◆ **Job**
Filter this material down to the lines that hold "JSON", copying each one.

◆ **Data**

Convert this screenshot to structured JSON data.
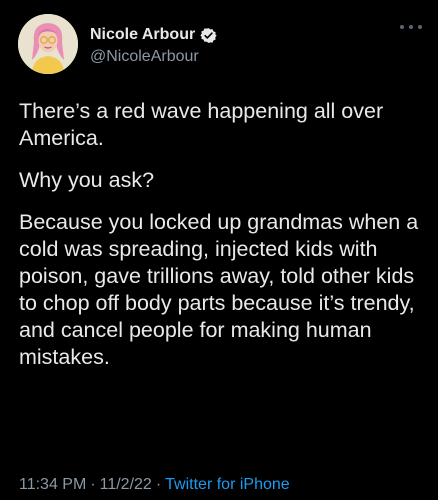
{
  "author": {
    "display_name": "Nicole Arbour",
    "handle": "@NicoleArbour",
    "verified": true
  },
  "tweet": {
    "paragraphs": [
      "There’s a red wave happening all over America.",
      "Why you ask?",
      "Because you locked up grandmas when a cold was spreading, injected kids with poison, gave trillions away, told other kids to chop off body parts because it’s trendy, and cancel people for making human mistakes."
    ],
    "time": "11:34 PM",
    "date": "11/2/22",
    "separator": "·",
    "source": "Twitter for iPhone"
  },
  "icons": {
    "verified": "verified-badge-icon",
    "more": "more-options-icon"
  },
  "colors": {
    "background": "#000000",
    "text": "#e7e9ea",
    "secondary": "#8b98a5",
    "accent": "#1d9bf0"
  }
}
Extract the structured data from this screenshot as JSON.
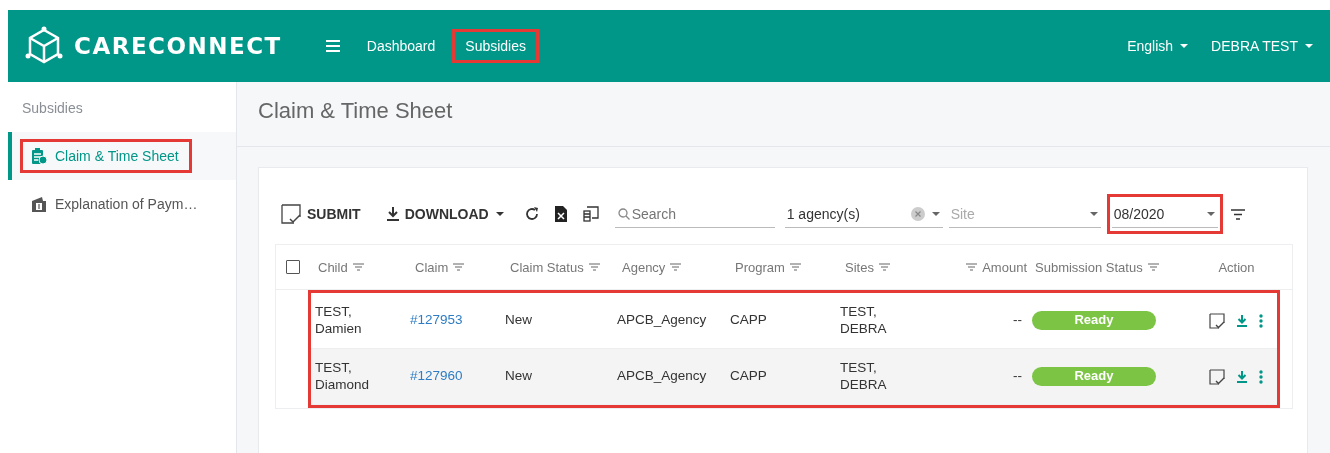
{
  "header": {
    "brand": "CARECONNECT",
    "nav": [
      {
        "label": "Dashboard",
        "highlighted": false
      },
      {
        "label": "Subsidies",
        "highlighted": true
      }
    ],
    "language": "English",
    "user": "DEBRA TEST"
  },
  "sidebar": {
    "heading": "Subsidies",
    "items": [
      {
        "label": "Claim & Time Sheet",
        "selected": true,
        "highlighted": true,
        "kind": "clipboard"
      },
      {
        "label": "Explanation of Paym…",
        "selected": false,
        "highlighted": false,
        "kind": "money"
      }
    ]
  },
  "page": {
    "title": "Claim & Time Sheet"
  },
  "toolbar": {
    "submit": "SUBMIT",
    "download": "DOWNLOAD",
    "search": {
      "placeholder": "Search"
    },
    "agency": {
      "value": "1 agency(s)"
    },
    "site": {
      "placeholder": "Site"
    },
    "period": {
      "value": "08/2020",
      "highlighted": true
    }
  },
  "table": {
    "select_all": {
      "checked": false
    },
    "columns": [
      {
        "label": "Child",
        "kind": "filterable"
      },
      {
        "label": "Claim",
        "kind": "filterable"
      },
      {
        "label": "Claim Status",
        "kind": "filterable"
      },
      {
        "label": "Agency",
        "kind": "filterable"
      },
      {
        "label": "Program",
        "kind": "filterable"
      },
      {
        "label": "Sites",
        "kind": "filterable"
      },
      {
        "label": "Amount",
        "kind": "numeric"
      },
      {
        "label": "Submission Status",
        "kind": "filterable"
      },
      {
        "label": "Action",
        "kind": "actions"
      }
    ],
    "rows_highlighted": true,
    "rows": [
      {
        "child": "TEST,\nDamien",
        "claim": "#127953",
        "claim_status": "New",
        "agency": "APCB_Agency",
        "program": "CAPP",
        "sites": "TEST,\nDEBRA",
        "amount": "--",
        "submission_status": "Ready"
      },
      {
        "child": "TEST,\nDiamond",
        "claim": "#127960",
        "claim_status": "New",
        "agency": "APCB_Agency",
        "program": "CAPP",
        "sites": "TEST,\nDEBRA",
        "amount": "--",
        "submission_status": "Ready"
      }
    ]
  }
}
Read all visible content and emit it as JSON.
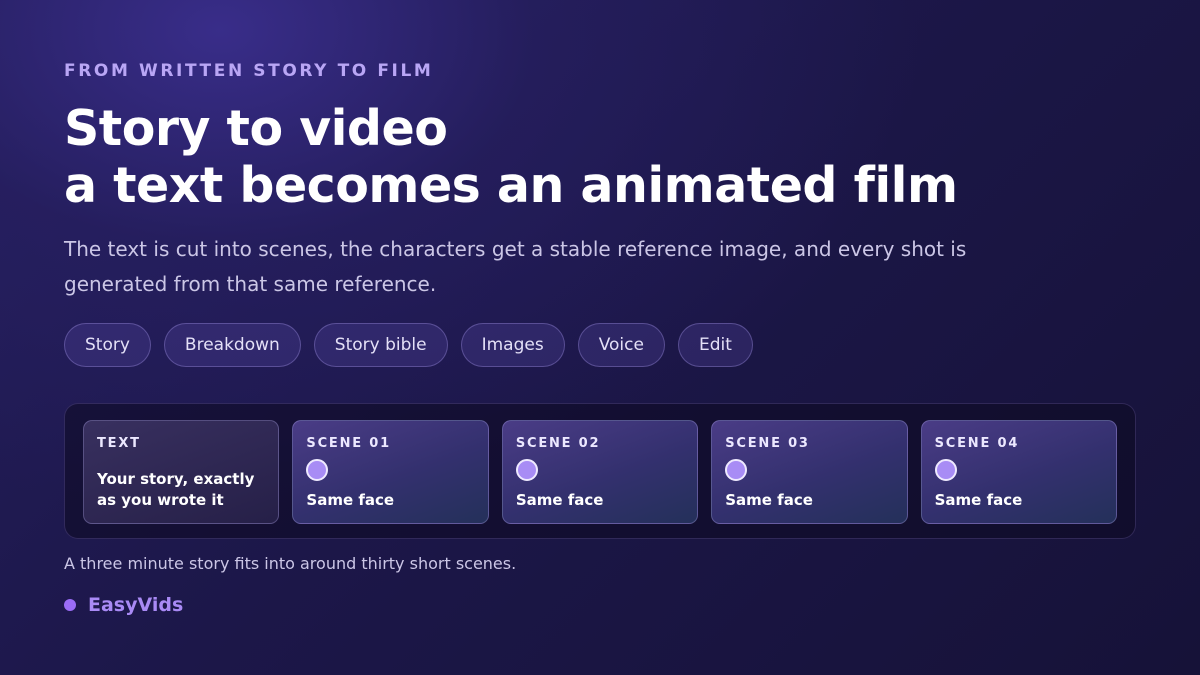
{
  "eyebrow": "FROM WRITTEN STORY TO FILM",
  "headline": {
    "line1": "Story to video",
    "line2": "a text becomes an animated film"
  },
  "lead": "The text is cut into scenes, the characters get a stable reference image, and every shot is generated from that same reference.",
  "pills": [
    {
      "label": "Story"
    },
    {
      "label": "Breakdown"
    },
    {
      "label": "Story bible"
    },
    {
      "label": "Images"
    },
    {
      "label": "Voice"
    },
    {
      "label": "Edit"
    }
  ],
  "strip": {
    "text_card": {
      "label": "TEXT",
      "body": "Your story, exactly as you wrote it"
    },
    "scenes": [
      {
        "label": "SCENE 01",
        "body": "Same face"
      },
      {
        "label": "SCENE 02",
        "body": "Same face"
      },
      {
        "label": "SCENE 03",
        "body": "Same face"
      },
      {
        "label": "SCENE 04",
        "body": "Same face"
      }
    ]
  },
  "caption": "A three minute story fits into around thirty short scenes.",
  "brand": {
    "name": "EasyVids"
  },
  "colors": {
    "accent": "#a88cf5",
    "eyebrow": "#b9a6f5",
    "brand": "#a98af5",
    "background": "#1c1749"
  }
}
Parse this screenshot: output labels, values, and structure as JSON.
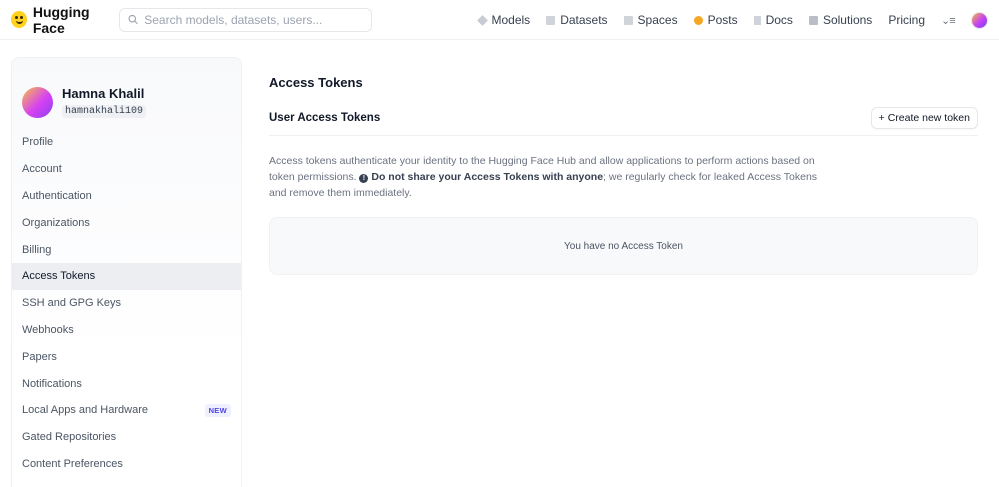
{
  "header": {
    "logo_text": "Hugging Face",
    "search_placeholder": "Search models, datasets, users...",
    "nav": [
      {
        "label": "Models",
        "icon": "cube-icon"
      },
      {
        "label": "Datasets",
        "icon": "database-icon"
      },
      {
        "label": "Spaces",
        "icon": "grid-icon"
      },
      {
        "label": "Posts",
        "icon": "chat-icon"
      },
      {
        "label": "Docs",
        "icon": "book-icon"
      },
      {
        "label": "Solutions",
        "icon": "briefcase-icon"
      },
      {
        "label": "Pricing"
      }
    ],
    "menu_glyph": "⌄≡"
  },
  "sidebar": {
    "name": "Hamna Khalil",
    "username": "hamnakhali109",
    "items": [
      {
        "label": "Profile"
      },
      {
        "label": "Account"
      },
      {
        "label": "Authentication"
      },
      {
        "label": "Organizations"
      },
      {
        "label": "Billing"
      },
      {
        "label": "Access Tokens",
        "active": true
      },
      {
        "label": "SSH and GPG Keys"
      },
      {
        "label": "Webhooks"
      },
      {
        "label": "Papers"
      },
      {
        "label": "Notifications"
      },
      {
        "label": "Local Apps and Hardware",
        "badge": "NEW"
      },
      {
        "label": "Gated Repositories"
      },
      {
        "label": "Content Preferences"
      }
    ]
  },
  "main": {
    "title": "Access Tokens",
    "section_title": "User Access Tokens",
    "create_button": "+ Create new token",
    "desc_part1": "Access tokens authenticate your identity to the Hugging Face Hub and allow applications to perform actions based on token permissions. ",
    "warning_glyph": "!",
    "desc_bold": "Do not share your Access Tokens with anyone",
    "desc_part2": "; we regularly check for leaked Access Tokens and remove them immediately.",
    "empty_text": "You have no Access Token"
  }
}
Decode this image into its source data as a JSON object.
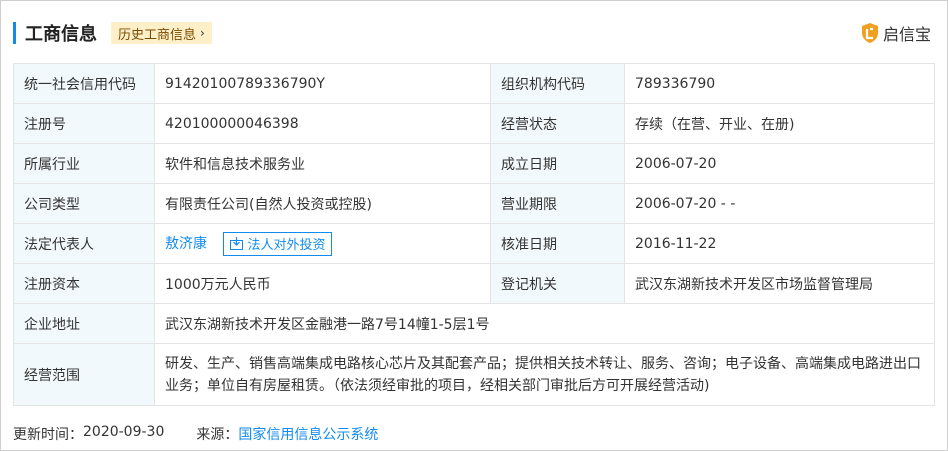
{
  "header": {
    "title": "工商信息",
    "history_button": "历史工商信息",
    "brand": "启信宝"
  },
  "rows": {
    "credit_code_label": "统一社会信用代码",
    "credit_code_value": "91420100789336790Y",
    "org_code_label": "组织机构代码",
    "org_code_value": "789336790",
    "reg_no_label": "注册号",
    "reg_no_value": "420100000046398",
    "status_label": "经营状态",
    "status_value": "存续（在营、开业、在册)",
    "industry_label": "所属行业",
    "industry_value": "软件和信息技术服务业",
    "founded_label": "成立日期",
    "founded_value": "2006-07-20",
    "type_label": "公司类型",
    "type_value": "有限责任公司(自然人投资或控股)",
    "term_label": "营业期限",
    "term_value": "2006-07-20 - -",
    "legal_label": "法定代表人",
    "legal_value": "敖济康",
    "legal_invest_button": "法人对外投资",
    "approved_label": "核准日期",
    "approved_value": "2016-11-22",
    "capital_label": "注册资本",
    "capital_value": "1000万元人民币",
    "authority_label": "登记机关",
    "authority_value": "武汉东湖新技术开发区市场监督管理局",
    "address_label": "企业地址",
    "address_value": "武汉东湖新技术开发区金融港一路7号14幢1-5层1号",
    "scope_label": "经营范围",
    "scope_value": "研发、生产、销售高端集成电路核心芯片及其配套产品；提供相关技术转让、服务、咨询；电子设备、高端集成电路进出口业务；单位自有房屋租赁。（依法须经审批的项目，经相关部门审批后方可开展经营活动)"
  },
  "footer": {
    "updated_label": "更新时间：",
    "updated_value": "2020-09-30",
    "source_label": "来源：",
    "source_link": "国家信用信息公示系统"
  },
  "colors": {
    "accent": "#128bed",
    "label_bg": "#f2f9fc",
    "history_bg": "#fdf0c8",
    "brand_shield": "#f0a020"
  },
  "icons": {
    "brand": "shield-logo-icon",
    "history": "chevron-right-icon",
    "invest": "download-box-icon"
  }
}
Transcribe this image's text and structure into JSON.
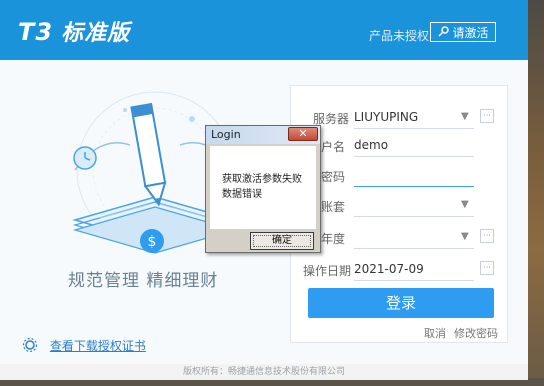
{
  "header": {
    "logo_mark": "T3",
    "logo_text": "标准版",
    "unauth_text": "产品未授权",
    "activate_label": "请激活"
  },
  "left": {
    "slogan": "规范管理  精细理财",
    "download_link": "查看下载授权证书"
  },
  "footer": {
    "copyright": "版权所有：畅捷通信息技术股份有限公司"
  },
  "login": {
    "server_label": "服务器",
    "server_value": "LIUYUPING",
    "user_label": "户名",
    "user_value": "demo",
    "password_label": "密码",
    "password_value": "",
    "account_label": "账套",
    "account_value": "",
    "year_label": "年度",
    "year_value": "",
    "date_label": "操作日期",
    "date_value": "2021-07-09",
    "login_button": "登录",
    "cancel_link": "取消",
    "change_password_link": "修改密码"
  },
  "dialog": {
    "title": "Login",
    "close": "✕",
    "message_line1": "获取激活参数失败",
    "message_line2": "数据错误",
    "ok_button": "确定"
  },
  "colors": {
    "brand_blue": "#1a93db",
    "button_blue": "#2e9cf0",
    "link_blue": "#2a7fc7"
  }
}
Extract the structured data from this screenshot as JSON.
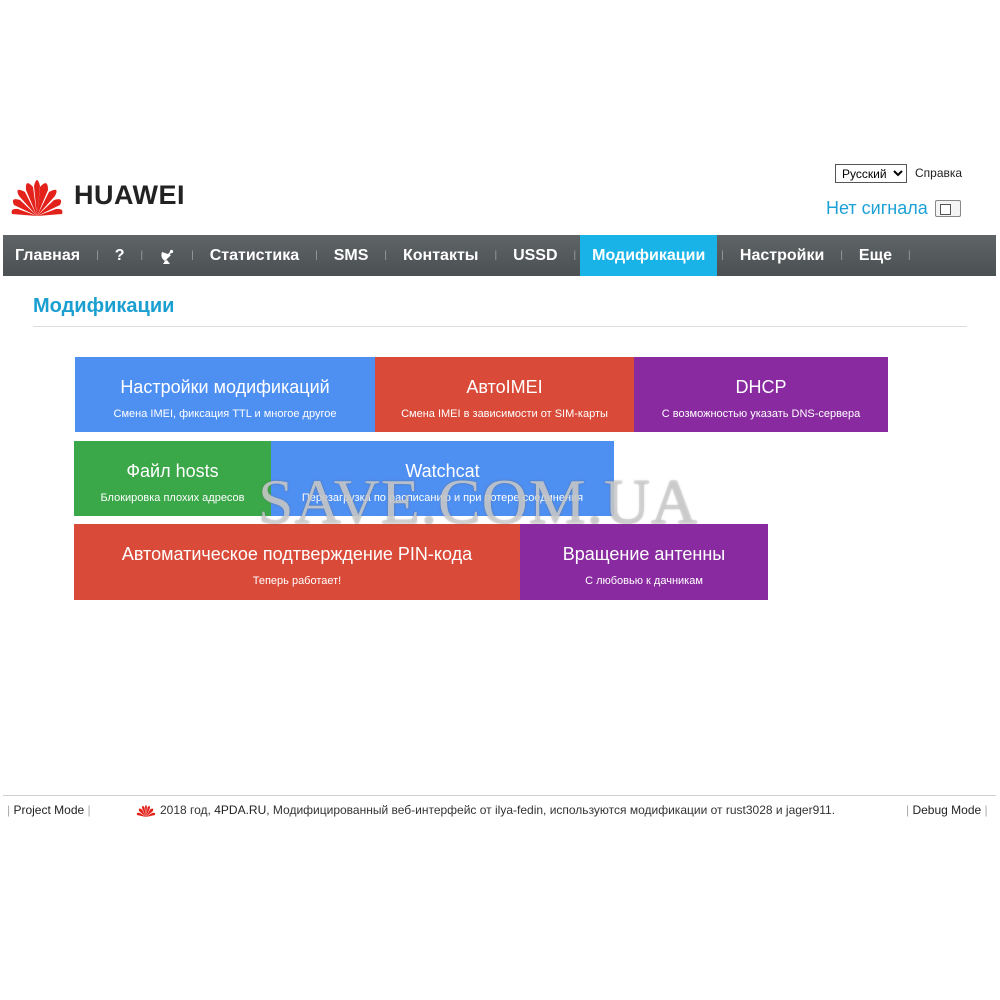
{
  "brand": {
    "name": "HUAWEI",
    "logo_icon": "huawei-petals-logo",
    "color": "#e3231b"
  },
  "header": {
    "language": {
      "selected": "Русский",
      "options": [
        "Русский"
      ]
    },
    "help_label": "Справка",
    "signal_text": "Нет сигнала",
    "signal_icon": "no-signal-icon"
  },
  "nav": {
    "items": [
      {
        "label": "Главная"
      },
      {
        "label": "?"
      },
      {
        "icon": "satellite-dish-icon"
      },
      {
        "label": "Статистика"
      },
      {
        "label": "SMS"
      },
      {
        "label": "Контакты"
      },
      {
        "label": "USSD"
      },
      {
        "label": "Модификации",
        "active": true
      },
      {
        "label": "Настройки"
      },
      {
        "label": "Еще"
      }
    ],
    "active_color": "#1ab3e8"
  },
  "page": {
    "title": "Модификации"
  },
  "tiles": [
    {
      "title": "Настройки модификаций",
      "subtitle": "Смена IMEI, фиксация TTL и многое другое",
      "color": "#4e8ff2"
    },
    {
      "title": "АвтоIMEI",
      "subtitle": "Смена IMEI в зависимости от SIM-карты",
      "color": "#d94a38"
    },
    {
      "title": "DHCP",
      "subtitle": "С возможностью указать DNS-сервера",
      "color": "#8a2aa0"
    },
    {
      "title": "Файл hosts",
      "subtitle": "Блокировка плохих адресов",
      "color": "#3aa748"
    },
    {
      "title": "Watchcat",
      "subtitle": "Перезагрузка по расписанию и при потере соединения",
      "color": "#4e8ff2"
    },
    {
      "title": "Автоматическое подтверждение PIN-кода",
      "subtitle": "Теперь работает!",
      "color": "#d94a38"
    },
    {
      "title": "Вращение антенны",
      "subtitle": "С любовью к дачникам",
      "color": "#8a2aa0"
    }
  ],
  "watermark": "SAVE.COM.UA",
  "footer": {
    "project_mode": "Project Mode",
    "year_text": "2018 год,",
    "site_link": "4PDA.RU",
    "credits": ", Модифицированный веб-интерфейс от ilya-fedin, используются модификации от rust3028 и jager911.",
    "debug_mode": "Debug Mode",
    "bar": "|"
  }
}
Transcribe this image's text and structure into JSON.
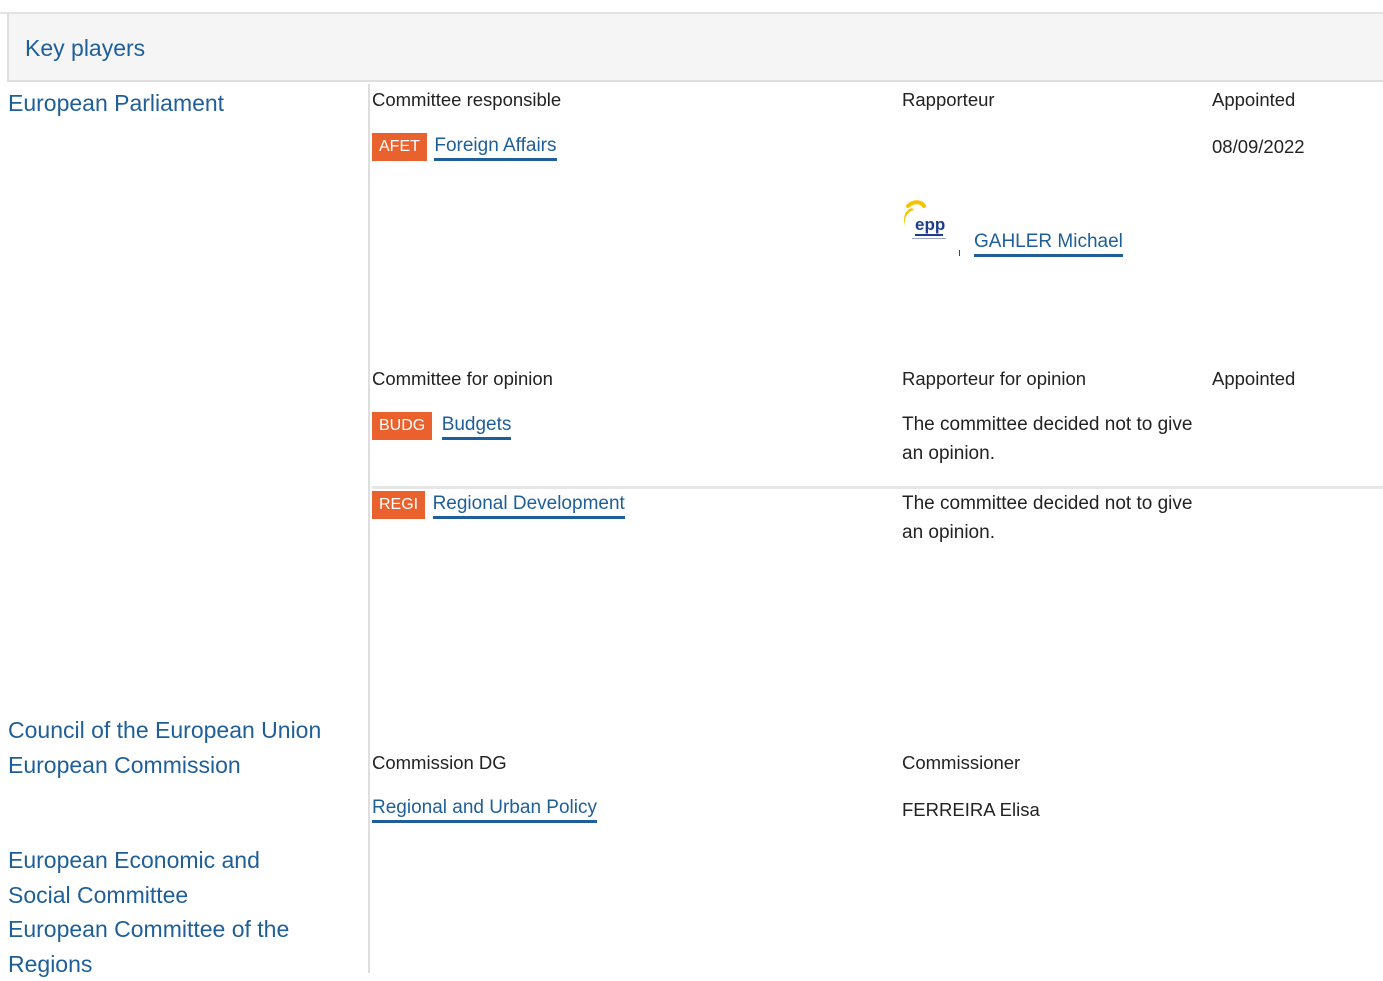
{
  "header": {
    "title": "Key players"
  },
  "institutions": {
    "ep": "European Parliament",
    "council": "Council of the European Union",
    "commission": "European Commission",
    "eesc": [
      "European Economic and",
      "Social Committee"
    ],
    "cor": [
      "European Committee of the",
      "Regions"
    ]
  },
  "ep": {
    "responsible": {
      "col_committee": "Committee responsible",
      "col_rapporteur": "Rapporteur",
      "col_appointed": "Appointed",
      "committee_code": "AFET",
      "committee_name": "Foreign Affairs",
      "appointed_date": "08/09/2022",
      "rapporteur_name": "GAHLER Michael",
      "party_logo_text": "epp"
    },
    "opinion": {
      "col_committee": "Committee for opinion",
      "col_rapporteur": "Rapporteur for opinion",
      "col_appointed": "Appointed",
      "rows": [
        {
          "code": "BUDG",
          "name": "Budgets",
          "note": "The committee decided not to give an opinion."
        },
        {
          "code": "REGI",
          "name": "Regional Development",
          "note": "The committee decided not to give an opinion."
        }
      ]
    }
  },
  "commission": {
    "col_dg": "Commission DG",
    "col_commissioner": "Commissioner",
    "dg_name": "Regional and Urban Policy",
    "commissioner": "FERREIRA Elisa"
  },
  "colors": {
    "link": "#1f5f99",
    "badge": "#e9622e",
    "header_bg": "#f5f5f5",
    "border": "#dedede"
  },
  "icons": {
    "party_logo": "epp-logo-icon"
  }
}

◆ **Output below**
Convert this screenshot to structured JSON data.
Extract the structured data from this screenshot as JSON.
Read all visible content and emit it as JSON.
Parse this screenshot: output labels, values, and structure as JSON.
Decode this image into its source data as a JSON object.
Transcribe this image's text and structure into JSON.
Extract the structured data from this screenshot as JSON.
Transcribe this image's text and structure into JSON.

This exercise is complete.